[Extracted records]
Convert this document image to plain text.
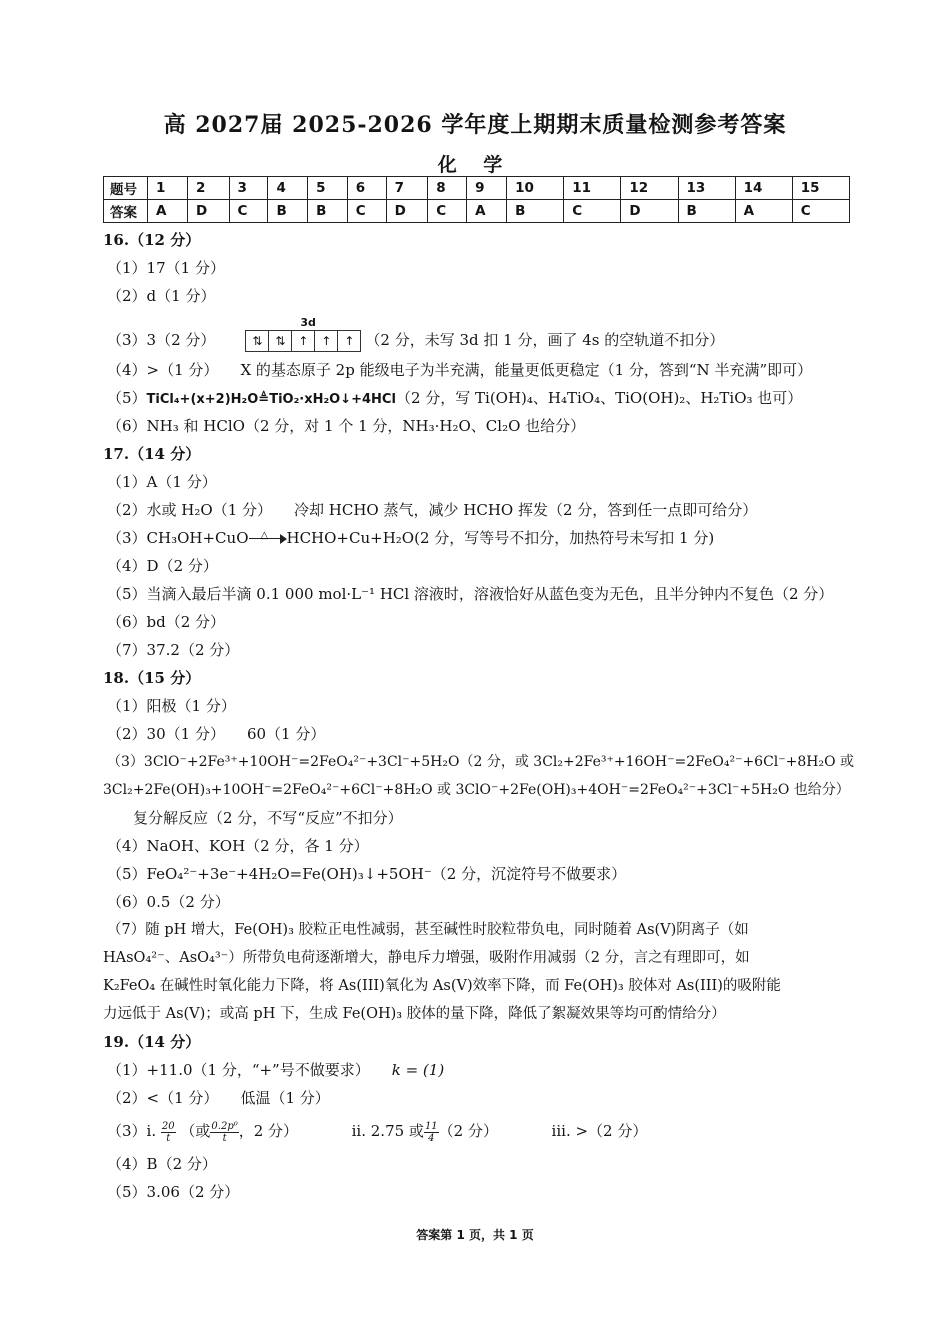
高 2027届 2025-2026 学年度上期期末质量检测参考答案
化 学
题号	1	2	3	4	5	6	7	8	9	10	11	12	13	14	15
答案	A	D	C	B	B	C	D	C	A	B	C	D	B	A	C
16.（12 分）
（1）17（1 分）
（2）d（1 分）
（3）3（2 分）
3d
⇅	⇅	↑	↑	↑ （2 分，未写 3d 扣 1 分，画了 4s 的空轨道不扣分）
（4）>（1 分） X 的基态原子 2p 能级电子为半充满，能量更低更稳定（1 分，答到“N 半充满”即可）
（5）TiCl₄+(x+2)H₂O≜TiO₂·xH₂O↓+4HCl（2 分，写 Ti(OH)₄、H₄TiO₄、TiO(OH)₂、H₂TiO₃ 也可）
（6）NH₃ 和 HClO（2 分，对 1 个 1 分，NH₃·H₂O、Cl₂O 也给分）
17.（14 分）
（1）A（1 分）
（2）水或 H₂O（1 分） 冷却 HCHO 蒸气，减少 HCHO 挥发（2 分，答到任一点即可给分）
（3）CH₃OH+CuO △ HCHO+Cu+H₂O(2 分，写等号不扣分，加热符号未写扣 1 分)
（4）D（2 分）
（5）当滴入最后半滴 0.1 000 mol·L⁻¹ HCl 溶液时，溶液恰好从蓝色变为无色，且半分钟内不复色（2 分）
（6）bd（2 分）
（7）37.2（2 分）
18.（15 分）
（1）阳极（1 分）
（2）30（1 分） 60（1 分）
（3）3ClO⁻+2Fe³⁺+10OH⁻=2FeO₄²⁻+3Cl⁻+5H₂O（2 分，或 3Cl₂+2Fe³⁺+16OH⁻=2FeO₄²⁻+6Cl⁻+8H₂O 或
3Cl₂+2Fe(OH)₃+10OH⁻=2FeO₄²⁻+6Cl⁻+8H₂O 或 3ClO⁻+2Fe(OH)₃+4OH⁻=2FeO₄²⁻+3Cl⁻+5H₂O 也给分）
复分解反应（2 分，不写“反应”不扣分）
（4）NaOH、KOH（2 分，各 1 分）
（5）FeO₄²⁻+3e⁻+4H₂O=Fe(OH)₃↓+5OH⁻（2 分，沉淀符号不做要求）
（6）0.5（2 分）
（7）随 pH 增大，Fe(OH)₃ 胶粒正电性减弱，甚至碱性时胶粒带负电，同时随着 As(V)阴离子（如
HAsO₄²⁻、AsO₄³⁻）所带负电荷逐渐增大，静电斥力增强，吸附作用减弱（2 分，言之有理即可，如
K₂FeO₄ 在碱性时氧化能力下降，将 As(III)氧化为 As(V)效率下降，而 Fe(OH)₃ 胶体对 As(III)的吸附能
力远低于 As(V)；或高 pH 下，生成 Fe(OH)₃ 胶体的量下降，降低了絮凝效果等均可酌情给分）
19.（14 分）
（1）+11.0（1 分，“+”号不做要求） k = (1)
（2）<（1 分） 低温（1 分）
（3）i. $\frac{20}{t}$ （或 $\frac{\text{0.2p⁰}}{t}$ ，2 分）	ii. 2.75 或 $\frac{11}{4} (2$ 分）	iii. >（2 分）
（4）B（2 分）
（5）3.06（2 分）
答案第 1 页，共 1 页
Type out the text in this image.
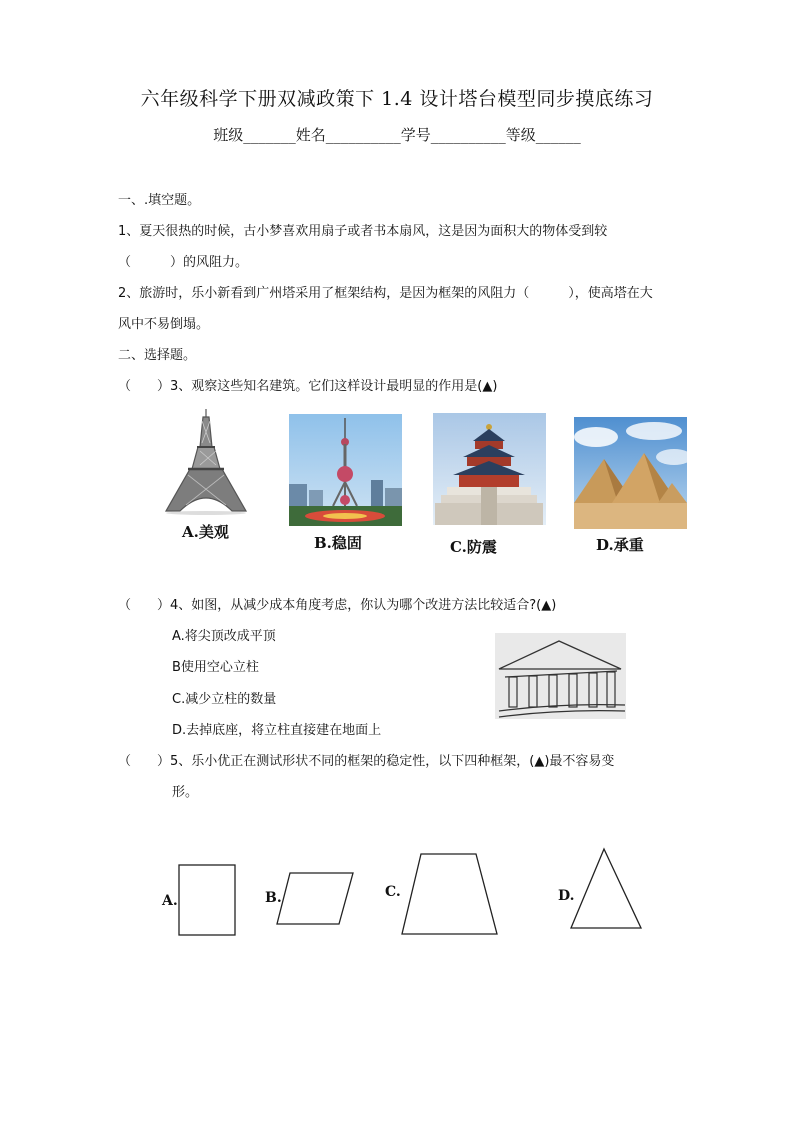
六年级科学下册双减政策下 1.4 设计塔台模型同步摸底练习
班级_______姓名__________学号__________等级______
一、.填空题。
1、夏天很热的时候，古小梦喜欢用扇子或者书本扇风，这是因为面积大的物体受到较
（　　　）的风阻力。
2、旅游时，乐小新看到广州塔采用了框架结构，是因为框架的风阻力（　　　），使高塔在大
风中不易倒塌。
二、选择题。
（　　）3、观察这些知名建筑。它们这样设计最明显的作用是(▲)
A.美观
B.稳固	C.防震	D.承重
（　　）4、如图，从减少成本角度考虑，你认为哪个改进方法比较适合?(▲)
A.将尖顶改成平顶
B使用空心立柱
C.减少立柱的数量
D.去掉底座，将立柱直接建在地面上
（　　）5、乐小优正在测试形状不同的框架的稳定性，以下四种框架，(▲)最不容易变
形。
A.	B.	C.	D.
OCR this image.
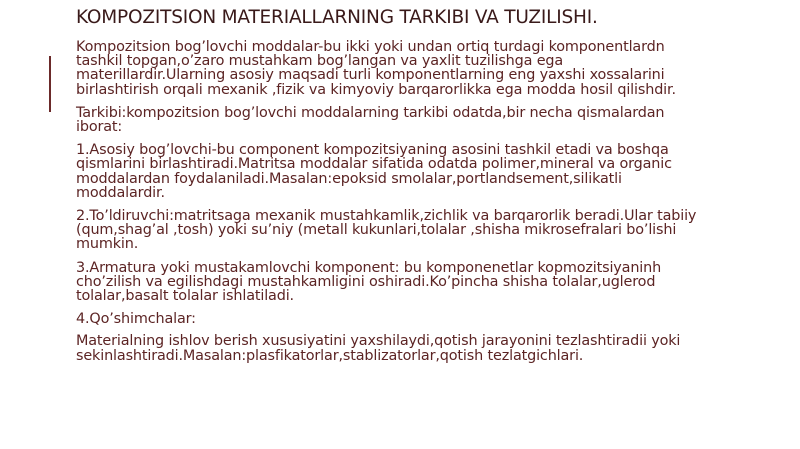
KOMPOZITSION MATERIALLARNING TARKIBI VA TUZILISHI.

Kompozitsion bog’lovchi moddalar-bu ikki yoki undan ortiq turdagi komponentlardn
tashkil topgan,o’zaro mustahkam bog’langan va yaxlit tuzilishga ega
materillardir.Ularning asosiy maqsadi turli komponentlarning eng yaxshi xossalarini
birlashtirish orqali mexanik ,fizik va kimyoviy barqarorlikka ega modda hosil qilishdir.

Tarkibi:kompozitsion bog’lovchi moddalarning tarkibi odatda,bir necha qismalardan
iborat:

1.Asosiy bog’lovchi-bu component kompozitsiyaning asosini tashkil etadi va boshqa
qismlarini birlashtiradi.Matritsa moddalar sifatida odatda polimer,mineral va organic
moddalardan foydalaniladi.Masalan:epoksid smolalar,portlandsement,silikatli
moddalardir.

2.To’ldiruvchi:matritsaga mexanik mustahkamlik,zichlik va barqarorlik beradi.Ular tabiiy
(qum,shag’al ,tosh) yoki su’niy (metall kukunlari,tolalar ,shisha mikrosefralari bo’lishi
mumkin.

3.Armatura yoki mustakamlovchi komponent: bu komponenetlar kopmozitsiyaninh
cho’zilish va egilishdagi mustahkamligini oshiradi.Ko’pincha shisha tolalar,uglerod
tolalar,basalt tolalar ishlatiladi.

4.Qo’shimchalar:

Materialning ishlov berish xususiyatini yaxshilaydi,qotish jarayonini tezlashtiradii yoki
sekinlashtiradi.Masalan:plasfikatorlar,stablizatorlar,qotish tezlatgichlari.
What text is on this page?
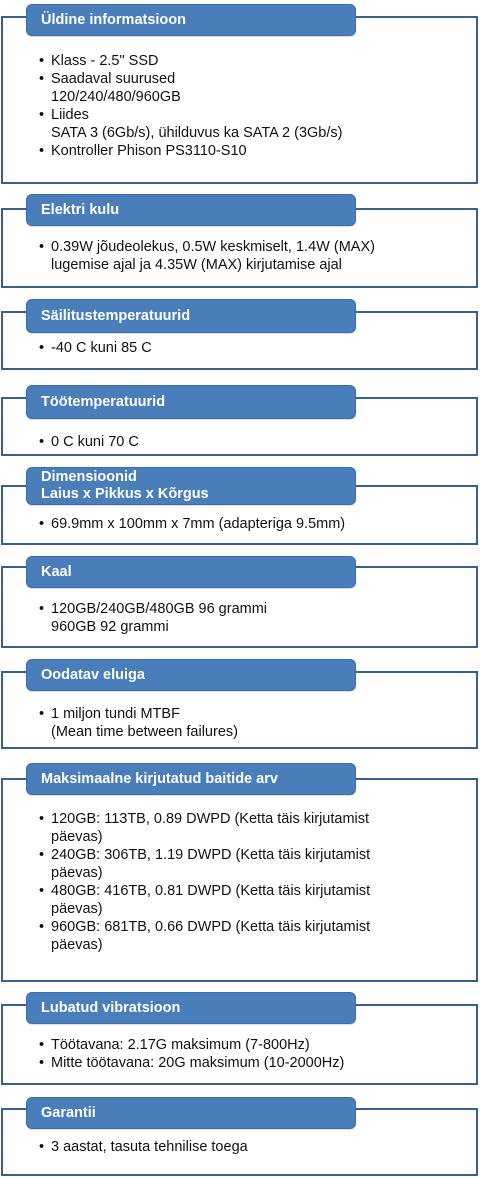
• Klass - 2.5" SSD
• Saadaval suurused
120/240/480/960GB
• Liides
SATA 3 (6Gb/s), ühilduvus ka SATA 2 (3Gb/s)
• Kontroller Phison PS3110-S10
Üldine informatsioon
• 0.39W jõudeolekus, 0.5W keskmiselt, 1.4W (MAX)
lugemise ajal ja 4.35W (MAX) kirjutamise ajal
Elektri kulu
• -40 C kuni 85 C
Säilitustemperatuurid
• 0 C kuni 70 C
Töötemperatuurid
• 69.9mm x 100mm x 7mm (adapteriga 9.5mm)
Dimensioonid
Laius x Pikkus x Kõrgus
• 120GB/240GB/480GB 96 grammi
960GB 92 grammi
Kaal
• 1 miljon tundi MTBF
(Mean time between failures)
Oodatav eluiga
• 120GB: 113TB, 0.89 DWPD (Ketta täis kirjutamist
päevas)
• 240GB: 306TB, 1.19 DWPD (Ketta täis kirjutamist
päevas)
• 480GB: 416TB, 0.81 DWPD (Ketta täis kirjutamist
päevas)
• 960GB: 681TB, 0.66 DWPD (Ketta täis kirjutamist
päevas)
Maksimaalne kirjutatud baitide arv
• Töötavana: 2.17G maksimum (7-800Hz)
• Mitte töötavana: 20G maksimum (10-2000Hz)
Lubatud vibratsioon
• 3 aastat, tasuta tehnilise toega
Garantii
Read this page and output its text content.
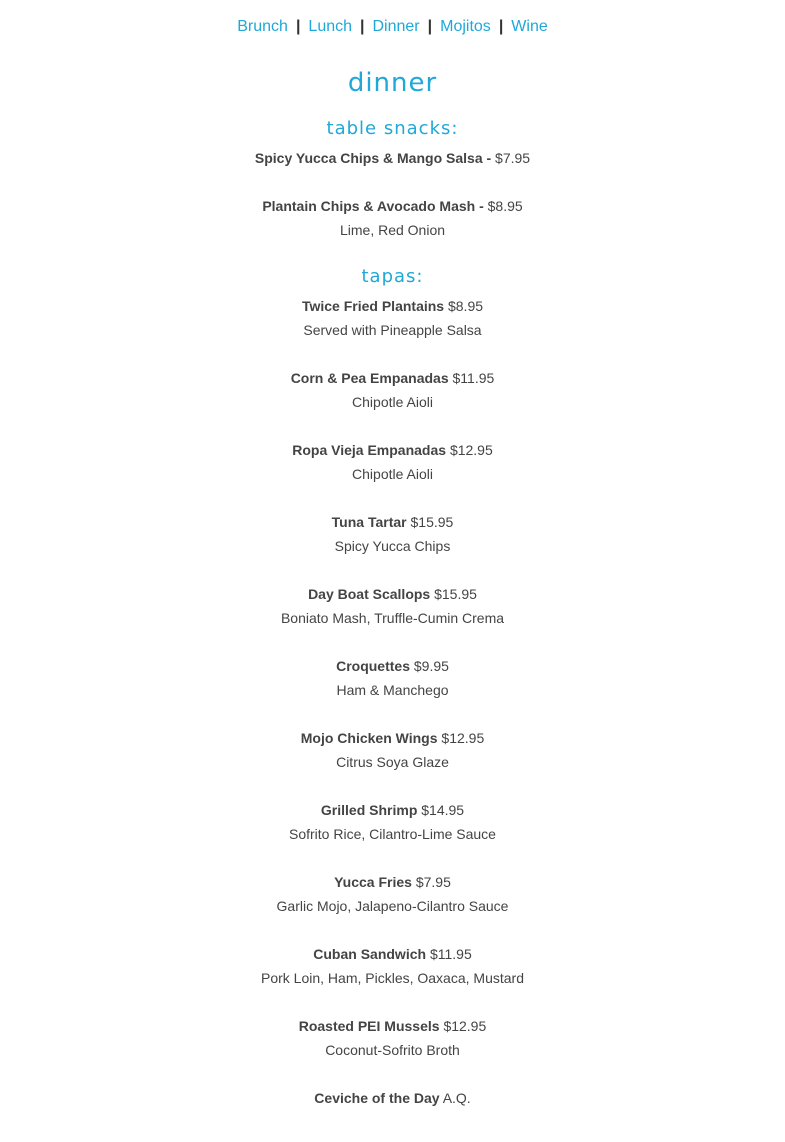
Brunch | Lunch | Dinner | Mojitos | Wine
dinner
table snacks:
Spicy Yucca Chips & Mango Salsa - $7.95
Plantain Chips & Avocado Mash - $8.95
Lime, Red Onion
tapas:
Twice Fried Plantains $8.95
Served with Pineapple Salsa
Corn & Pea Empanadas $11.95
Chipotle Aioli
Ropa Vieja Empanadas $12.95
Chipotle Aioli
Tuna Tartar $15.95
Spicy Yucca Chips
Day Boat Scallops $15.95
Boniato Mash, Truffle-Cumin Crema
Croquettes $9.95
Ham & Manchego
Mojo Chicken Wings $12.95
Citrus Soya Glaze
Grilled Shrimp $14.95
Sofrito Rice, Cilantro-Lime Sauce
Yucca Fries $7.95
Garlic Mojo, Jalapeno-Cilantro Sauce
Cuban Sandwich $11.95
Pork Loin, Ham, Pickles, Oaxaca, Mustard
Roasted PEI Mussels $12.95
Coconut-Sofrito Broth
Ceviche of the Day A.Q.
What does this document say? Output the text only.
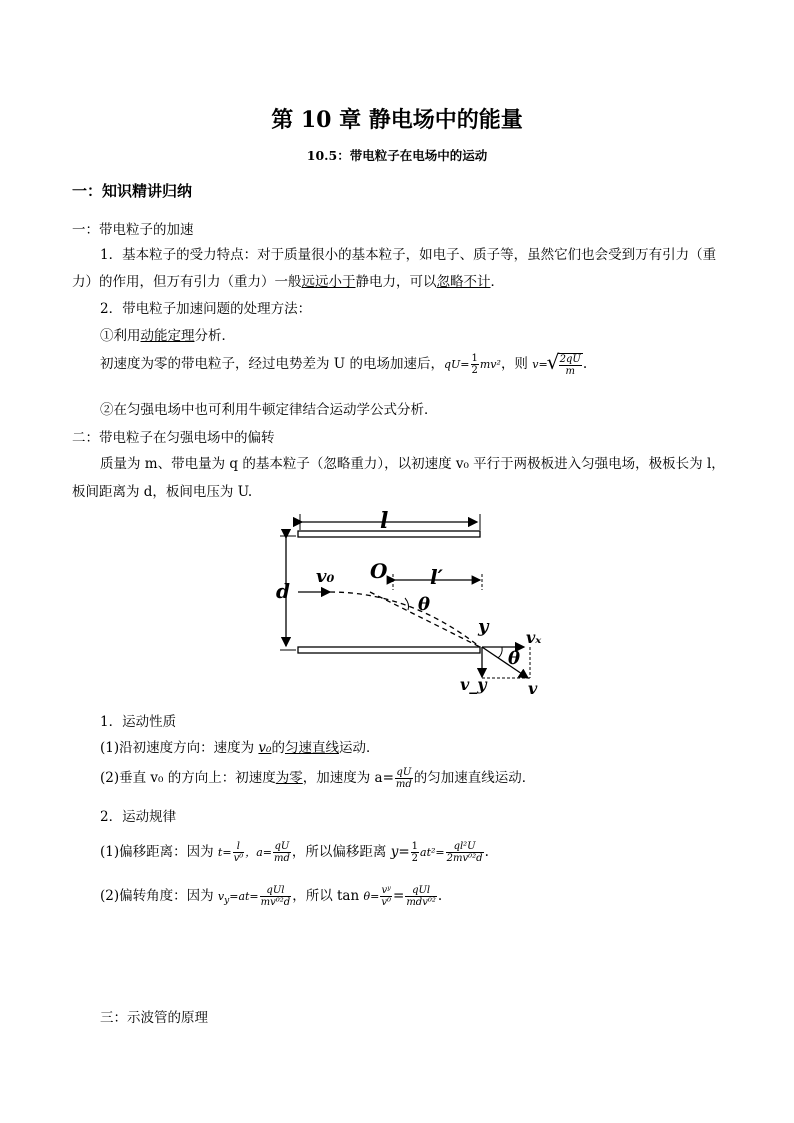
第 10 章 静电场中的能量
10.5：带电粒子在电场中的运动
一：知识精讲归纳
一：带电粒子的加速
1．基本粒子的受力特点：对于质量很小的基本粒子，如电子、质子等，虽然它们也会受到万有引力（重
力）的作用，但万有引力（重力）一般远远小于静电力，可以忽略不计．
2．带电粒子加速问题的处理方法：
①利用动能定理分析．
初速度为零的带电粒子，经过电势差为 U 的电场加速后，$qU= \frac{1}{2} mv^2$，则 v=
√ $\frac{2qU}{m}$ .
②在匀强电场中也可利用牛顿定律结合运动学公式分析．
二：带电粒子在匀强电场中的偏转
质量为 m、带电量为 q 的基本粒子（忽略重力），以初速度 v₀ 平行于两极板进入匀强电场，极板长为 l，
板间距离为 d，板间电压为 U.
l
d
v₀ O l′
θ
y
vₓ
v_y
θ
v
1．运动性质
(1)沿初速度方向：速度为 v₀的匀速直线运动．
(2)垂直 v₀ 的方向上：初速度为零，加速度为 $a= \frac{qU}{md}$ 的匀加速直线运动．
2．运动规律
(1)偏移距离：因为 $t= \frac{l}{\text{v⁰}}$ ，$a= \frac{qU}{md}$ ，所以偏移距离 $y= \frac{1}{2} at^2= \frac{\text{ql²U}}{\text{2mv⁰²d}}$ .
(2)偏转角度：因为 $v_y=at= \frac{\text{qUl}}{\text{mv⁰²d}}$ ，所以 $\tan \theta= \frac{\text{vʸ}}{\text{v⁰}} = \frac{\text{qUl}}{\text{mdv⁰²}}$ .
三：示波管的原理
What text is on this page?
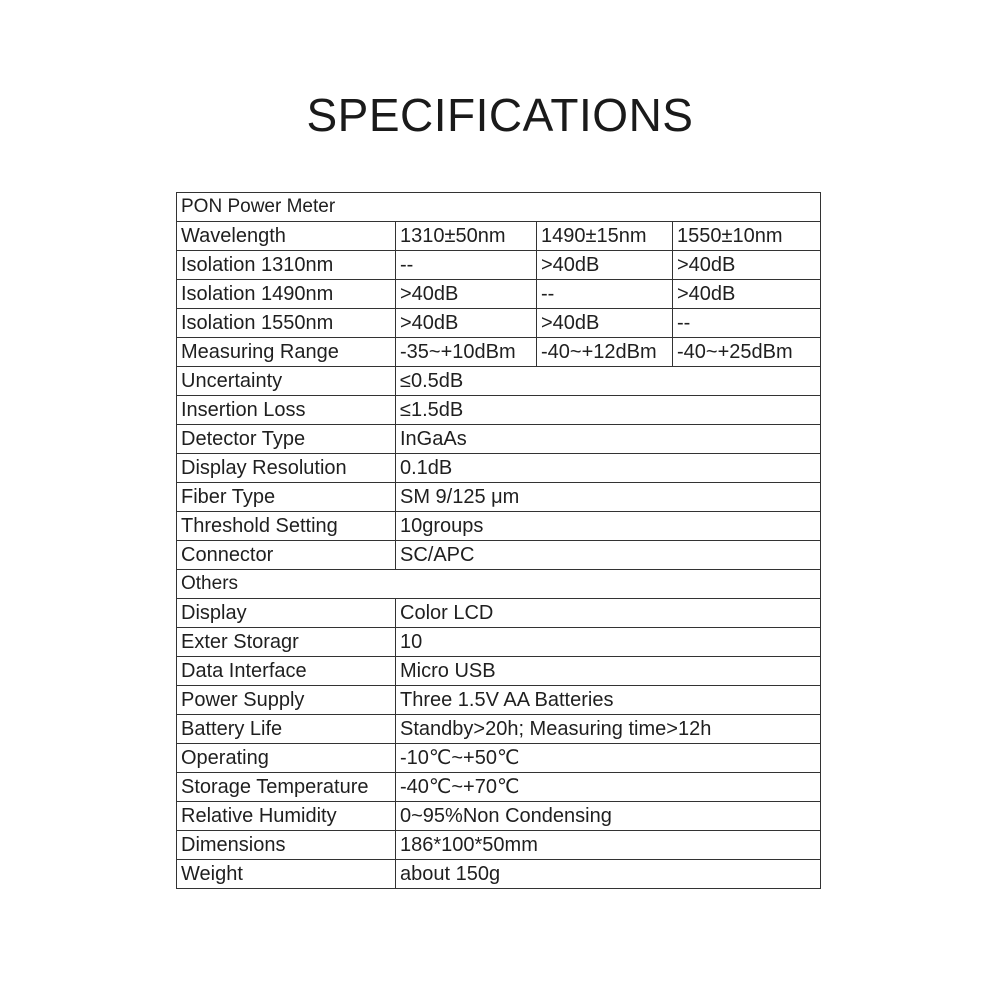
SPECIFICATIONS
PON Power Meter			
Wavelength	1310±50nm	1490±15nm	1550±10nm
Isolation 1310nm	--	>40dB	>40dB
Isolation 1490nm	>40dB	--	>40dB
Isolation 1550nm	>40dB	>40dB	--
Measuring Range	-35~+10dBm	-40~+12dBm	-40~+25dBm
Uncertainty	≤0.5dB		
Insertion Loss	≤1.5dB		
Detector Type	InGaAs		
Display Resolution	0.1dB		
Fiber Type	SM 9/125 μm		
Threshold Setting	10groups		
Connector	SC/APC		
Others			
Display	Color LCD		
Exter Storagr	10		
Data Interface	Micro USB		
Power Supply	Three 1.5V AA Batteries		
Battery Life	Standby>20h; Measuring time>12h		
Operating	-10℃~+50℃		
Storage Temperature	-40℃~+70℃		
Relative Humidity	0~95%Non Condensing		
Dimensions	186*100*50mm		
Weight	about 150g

**Work instructions**
Find all the lines containing "kirjutamist" in the material, then copy them.

**The completed task**
• 120GB: 113TB, 0.89 DWPD (Ketta täis kirjutamist
• 240GB: 306TB, 1.19 DWPD (Ketta täis kirjutamist
• 480GB: 416TB, 0.81 DWPD (Ketta täis kirjutamist
• 960GB: 681TB, 0.66 DWPD (Ketta täis kirjutamist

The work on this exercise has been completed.